start Exercise inputs
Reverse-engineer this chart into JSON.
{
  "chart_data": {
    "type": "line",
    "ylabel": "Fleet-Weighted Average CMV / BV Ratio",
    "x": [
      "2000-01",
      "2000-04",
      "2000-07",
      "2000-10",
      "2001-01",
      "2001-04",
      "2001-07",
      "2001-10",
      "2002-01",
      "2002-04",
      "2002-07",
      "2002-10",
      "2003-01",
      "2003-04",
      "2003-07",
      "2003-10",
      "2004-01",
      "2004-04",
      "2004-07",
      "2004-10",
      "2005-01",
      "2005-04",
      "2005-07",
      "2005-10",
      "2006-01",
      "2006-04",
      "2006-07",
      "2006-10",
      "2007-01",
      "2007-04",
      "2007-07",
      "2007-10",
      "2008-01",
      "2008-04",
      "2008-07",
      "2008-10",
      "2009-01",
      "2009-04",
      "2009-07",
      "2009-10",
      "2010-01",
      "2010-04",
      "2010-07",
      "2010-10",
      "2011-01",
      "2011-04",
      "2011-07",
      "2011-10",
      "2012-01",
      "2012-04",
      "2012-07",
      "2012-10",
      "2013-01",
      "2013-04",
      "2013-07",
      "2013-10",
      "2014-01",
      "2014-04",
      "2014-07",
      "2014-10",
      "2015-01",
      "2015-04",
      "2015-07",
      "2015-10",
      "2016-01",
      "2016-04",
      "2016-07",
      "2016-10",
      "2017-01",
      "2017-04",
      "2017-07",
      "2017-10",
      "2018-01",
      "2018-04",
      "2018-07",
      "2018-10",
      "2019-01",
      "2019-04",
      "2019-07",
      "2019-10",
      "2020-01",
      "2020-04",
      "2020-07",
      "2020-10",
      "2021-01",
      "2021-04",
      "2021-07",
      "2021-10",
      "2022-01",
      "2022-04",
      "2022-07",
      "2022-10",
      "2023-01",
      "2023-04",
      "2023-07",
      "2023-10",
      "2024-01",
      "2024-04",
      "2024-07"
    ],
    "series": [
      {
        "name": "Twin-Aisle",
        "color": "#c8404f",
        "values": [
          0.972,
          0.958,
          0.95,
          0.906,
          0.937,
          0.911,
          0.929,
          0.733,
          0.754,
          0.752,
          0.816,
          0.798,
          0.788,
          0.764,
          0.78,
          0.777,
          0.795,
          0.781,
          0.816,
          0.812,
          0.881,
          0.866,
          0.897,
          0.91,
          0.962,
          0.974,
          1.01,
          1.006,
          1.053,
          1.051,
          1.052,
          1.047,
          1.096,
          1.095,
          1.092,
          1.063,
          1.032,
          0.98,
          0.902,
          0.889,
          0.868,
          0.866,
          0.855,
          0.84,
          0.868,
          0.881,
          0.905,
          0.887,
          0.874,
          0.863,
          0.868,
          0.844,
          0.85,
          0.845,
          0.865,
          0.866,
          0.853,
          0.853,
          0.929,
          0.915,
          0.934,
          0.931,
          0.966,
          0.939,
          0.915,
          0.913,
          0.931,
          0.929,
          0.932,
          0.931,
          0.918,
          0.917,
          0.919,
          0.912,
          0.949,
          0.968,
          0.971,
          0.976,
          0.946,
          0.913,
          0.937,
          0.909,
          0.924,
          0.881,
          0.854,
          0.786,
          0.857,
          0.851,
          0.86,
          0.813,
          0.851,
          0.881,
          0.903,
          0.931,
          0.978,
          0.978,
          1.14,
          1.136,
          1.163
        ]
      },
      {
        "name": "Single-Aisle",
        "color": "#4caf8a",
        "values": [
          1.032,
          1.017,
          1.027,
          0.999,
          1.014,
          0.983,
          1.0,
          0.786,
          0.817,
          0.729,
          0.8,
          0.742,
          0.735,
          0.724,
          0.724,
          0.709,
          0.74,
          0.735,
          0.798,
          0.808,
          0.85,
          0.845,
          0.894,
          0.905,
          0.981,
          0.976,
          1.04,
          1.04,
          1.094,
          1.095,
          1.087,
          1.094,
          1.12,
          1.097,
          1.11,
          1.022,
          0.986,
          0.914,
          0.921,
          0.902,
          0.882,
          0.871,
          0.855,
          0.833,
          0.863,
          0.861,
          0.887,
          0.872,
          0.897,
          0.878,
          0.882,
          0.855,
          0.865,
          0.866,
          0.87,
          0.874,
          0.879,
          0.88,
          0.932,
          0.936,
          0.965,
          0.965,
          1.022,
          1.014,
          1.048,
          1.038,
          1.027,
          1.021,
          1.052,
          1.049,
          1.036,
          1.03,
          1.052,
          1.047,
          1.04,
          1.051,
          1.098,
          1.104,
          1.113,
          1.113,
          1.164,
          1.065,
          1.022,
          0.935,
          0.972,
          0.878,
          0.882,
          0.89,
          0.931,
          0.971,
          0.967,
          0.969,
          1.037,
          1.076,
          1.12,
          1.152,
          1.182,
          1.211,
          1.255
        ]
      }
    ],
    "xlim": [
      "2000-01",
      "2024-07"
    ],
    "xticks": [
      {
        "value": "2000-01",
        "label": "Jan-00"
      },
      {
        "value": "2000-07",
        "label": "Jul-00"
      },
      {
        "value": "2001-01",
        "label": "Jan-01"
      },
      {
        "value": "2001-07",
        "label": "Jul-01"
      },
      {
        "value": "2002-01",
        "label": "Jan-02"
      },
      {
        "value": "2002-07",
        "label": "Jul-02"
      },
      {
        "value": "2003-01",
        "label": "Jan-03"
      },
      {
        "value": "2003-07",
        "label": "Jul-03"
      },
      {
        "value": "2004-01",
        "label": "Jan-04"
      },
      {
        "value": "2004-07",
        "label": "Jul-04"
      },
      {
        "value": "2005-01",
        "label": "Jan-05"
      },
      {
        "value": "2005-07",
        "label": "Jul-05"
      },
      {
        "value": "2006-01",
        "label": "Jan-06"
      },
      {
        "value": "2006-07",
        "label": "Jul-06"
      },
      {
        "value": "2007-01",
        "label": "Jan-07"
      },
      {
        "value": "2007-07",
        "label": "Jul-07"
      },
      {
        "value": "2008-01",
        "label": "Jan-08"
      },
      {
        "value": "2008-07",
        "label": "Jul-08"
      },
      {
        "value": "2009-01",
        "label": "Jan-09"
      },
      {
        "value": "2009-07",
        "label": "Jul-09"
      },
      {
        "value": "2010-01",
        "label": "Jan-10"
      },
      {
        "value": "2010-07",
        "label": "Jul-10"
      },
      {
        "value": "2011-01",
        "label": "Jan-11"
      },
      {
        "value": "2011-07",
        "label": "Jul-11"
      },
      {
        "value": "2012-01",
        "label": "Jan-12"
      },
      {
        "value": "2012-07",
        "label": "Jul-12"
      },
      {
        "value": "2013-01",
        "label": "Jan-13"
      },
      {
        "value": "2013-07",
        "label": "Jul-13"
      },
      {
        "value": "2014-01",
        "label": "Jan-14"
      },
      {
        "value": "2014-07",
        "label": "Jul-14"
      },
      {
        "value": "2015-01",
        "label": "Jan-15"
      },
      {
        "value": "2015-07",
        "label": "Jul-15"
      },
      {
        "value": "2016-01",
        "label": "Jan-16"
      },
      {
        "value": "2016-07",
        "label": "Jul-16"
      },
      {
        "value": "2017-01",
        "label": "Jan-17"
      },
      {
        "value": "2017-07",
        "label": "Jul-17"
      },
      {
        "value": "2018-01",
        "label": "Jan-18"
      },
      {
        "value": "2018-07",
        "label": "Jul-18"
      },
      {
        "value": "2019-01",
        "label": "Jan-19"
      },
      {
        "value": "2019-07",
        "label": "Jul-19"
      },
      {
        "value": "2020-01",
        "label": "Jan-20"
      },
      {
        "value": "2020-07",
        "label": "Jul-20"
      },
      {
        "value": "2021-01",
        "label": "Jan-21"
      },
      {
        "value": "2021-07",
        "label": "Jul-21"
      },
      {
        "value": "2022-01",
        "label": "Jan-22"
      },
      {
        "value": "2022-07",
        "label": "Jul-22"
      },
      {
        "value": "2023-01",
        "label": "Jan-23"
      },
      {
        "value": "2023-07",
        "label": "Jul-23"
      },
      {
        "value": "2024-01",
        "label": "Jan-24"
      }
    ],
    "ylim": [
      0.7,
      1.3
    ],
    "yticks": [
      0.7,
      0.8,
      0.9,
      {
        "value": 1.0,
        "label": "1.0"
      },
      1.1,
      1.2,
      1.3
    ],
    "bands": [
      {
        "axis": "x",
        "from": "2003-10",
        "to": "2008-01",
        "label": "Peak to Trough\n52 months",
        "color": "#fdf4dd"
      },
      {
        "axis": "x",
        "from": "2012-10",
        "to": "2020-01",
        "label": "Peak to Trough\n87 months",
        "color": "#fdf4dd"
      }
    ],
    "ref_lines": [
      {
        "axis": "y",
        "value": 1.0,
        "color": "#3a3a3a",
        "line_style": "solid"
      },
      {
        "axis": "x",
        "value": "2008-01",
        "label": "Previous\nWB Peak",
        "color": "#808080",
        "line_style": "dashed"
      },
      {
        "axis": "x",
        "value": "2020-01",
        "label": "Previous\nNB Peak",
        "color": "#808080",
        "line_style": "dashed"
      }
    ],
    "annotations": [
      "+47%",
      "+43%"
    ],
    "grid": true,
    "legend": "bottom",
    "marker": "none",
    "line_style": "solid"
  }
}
end Exercise inputs
Problem to work on:
Copy down every line of the entries containing the word "Previous".

Exercise answer:
        "label": "Previous\nWB Peak",
        "label": "Previous\nNB Peak",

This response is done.